§ Brief
Omit every picture while repeating the entries exactly.

# start of Extracted information

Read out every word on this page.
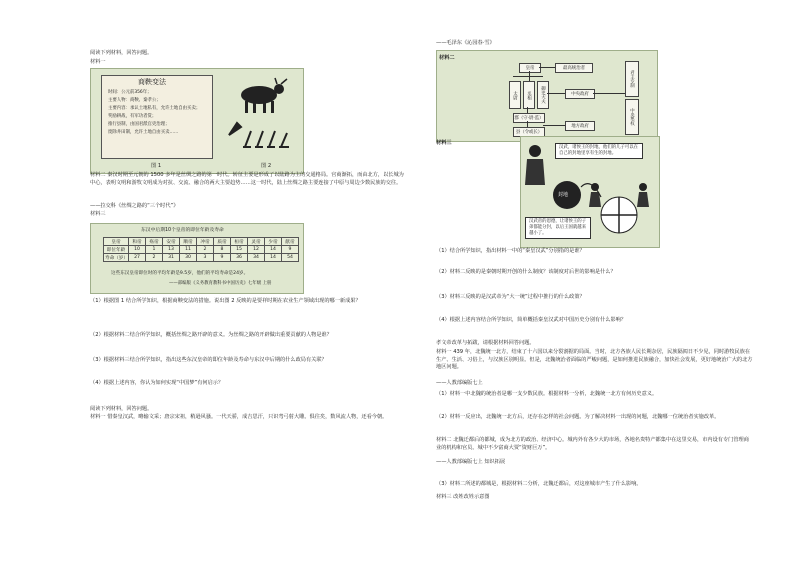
阅读下列材料，回答问题。
材料一
商鞅变法
时间：公元前356年；
主要人物：商鞅、秦孝公；
主要内容：承认土地私有，允许土地自由买卖；
奖励耕战，有军功者赏；
推行县制，由国君派官吏治理；
废除井田制，允许土地自由买卖……
图 1	图 2
材料二 秦汉时期至元朝的 1500 多年是丝绸之路的第一时代。转征主要是形成了以陆路为主的交通格局。官商渐拓，而由北方，以长城为中心，表明文明和游牧文明成为对抗、交流、融合的两大主要趋势……这一时代，陆上丝绸之路主要连接了中原与周边少数民族的交往。
——拉交科《丝绸之路的“三个时代”》
材料三
东汉中后期10个皇帝的即位年龄及寿命
皇帝	和帝	殇帝	安帝	顺帝	冲帝	质帝	桓帝	灵帝	少帝	献帝
即位年龄	10	1	13	11	2	8	15	12	14	9
寿命（岁）	27	2	31	30	3	9	36	34	14	54
这些东汉皇帝即位时的平均年龄是9.5岁，他们的平均寿命是24岁。
——部编版《义务教育教科书中国历史》七年级 上册
（1）根据图 1 结合所学知识，根据商鞅变法的措施。说出图 2 反映的是要祥时期在农业生产领域出现的哪一新成果？
（2）根据材料二结合所学知识，概括丝绸之路开辟的意义。为丝绸之路的开辟做出重要贡献的人物是谁？
（3）根据材料三结合所学知识，指出这些东汉皇帝的即位年龄及寿命与东汉中后期的什么政局有关联？
（4）根据上述内容，你认为如何实现“中国梦”有何启示？
阅读下列材料，回答问题。
材料一 惜秦皇汉武，略输文采；唐宗宋祖，稍逊风骚。一代天骄，成吉思汗，只识弯弓射大雕。俱往矣，数风流人物，还看今朝。
——毛泽东《沁园春·雪》
材料二
皇帝	最高统治者
太尉	丞相	御史大夫	中央政府
郡（守·尉·监）
县（令或长）
地方政府
君主专制
中央集权
材料三
汉武，诸侯王的封地，他们的儿子可以在自己的封地里享有生的封地。
汉武帝的恩德，让诸侯王的子弟都能分封，以后王国就越来越小了。
封地
（1）结合所学知识，指出材料一中的“秦皇汉武”分别指的是谁？
（2）材料二反映的是秦朝时期开创的什么制度？该制度对后世的影响是什么？
（3）材料三反映的是汉武帝为“大一统”过程中推行的什么政策？
（4）根据上述内容结合所学知识，简单概括秦皇汉武对中国历史分别有什么影响？
孝文帝改革与拓跋，请根据材料回答问题。
材料一 439 年，北魏统一北方，结束了十六国以来分裂割据的局面。当时，北方各族人民长期杂居，民族隔阂日不少见，同时游牧民族在生产、生活、习俗上，与汉族区别明显。但是，北魏统治者面临的严峻问题，是如何推进民族融合，加快社会发展，更好地统治广大的北方地区问题。
——人教部编版七上
（1）材料一中北魏的统治者是哪一支少数民族。根据材料一分析，北魏统一北方有何历史意义。
（2）材料一反应出，北魏统一北方后，还存在怎样的社会问题。为了解决材料一出现的问题，北魏哪一位统治者实施改革。
材料二 北魏迁都后的都城，成为北方的政治、经济中心。城内外有各少大的市场，各地名贵特产都集中在这里交易，市内设有专门管理商业的机构和官员。城中不少富商大贾“资财巨万”。
——人教部编版七上 知识拓展
（3）材料二所述的都城是，根据材料二分析，北魏迁都后，对这座城市产生了什么影响。
材料三 改姓改姓示意图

# end of Extracted information

§ Expected output
Read out every word on this page.
阅读下列材料，回答问题。
材料一
商鞅变法
时间：公元前356年；
主要人物：商鞅、秦孝公；
主要内容：承认土地私有，允许土地自由买卖；
奖励耕战，有军功者赏；
推行县制，由国君派官吏治理；
废除井田制，允许土地自由买卖……
图 1	图 2
材料二 秦汉时期至元朝的 1500 多年是丝绸之路的第一时代。转征主要是形成了以陆路为主的交通格局。官商渐拓，而由北方，以长城为中心，表明文明和游牧文明成为对抗、交流、融合的两大主要趋势……这一时代，陆上丝绸之路主要连接了中原与周边少数民族的交往。
——拉交科《丝绸之路的“三个时代”》
材料三
东汉中后期10个皇帝的即位年龄及寿命
皇帝	和帝	殇帝	安帝	顺帝	冲帝	质帝	桓帝	灵帝	少帝	献帝
即位年龄	10	1	13	11	2	8	15	12	14	9
寿命（岁）	27	2	31	30	3	9	36	34	14	54
这些东汉皇帝即位时的平均年龄是9.5岁，他们的平均寿命是24岁。
——部编版《义务教育教科书中国历史》七年级 上册
（1）根据图 1 结合所学知识，根据商鞅变法的措施。说出图 2 反映的是要祥时期在农业生产领域出现的哪一新成果？
（2）根据材料二结合所学知识，概括丝绸之路开辟的意义。为丝绸之路的开辟做出重要贡献的人物是谁？
（3）根据材料三结合所学知识，指出这些东汉皇帝的即位年龄及寿命与东汉中后期的什么政局有关联？
（4）根据上述内容，你认为如何实现“中国梦”有何启示？
阅读下列材料，回答问题。
材料一 惜秦皇汉武，略输文采；唐宗宋祖，稍逊风骚。一代天骄，成吉思汗，只识弯弓射大雕。俱往矣，数风流人物，还看今朝。
——毛泽东《沁园春·雪》
材料二
皇帝	最高统治者
太尉	丞相	御史大夫	中央政府
郡（守·尉·监）
县（令或长）
地方政府
君主专制
中央集权
材料三
汉武，诸侯王的封地，他们的儿子可以在自己的封地里享有生的封地。
汉武帝的恩德，让诸侯王的子弟都能分封，以后王国就越来越小了。
封地
（1）结合所学知识，指出材料一中的“秦皇汉武”分别指的是谁？
（2）材料二反映的是秦朝时期开创的什么制度？该制度对后世的影响是什么？
（3）材料三反映的是汉武帝为“大一统”过程中推行的什么政策？
（4）根据上述内容结合所学知识，简单概括秦皇汉武对中国历史分别有什么影响？
孝文帝改革与拓跋，请根据材料回答问题。
材料一 439 年，北魏统一北方，结束了十六国以来分裂割据的局面。当时，北方各族人民长期杂居，民族隔阂日不少见，同时游牧民族在生产、生活、习俗上，与汉族区别明显。但是，北魏统治者面临的严峻问题，是如何推进民族融合，加快社会发展，更好地统治广大的北方地区问题。
——人教部编版七上
（1）材料一中北魏的统治者是哪一支少数民族。根据材料一分析，北魏统一北方有何历史意义。
（2）材料一反应出，北魏统一北方后，还存在怎样的社会问题。为了解决材料一出现的问题，北魏哪一位统治者实施改革。
材料二 北魏迁都后的都城，成为北方的政治、经济中心。城内外有各少大的市场，各地名贵特产都集中在这里交易，市内设有专门管理商业的机构和官员。城中不少富商大贾“资财巨万”。
——人教部编版七上 知识拓展
（3）材料二所述的都城是，根据材料二分析，北魏迁都后，对这座城市产生了什么影响。
材料三 改姓改姓示意图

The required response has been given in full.